Exercise materials:
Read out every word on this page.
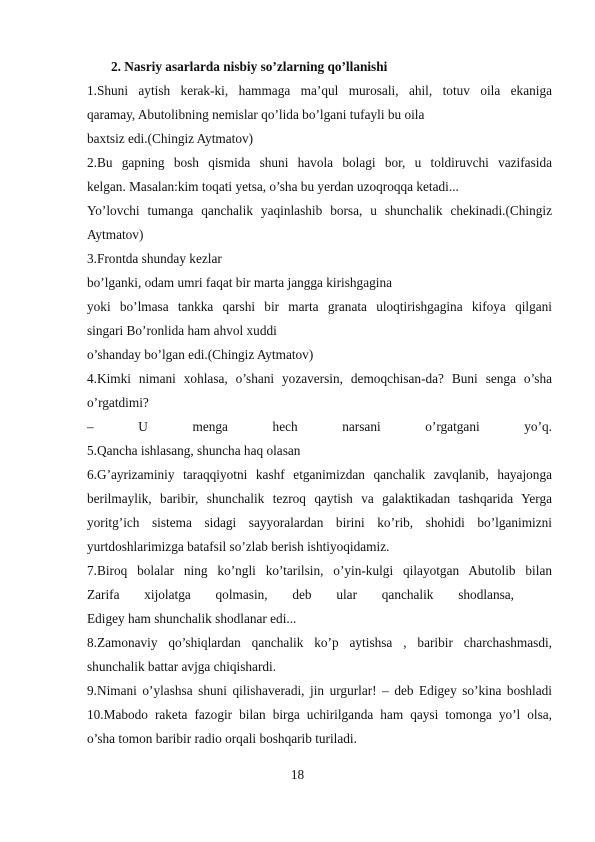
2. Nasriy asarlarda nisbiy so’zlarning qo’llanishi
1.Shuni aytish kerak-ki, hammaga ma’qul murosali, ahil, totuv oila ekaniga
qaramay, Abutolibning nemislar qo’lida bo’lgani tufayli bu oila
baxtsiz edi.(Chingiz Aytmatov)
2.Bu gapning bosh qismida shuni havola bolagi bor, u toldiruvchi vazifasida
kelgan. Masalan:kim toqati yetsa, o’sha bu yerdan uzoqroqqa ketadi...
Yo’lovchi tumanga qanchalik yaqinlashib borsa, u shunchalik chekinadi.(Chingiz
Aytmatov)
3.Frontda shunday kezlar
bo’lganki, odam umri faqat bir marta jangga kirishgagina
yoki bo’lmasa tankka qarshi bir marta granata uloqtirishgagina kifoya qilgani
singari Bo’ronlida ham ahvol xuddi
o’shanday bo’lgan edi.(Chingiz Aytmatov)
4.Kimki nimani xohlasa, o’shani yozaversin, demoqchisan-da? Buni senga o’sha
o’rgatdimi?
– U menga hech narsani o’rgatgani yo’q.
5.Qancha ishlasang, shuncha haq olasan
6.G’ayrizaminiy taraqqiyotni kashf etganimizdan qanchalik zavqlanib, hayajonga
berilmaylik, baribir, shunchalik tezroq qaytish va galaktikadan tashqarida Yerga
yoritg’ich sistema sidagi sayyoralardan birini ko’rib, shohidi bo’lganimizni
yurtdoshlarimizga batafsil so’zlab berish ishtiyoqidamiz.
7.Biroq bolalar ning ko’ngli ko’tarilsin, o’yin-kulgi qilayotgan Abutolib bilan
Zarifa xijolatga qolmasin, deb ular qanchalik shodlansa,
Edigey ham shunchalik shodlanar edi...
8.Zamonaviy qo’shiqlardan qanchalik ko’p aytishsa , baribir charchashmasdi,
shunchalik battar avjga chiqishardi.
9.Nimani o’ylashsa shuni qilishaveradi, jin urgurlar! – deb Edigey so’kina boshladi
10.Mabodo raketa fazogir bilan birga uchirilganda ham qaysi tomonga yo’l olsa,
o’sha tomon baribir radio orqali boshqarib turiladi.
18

Aim of the exercise: Make an exact copy of the data, leaving its pictures out.

Complete response:
Read out every word on this page.
2. Nasriy asarlarda nisbiy so’zlarning qo’llanishi
1.Shuni aytish kerak-ki, hammaga ma’qul murosali, ahil, totuv oila ekaniga
qaramay, Abutolibning nemislar qo’lida bo’lgani tufayli bu oila
baxtsiz edi.(Chingiz Aytmatov)
2.Bu gapning bosh qismida shuni havola bolagi bor, u toldiruvchi vazifasida
kelgan. Masalan:kim toqati yetsa, o’sha bu yerdan uzoqroqqa ketadi...
Yo’lovchi tumanga qanchalik yaqinlashib borsa, u shunchalik chekinadi.(Chingiz
Aytmatov)
3.Frontda shunday kezlar
bo’lganki, odam umri faqat bir marta jangga kirishgagina
yoki bo’lmasa tankka qarshi bir marta granata uloqtirishgagina kifoya qilgani
singari Bo’ronlida ham ahvol xuddi
o’shanday bo’lgan edi.(Chingiz Aytmatov)
4.Kimki nimani xohlasa, o’shani yozaversin, demoqchisan-da? Buni senga o’sha
o’rgatdimi?
– U menga hech narsani o’rgatgani yo’q.
5.Qancha ishlasang, shuncha haq olasan
6.G’ayrizaminiy taraqqiyotni kashf etganimizdan qanchalik zavqlanib, hayajonga
berilmaylik, baribir, shunchalik tezroq qaytish va galaktikadan tashqarida Yerga
yoritg’ich sistema sidagi sayyoralardan birini ko’rib, shohidi bo’lganimizni
yurtdoshlarimizga batafsil so’zlab berish ishtiyoqidamiz.
7.Biroq bolalar ning ko’ngli ko’tarilsin, o’yin-kulgi qilayotgan Abutolib bilan
Zarifa xijolatga qolmasin, deb ular qanchalik shodlansa,
Edigey ham shunchalik shodlanar edi...
8.Zamonaviy qo’shiqlardan qanchalik ko’p aytishsa , baribir charchashmasdi,
shunchalik battar avjga chiqishardi.
9.Nimani o’ylashsa shuni qilishaveradi, jin urgurlar! – deb Edigey so’kina boshladi
10.Mabodo raketa fazogir bilan birga uchirilganda ham qaysi tomonga yo’l olsa,
o’sha tomon baribir radio orqali boshqarib turiladi.
18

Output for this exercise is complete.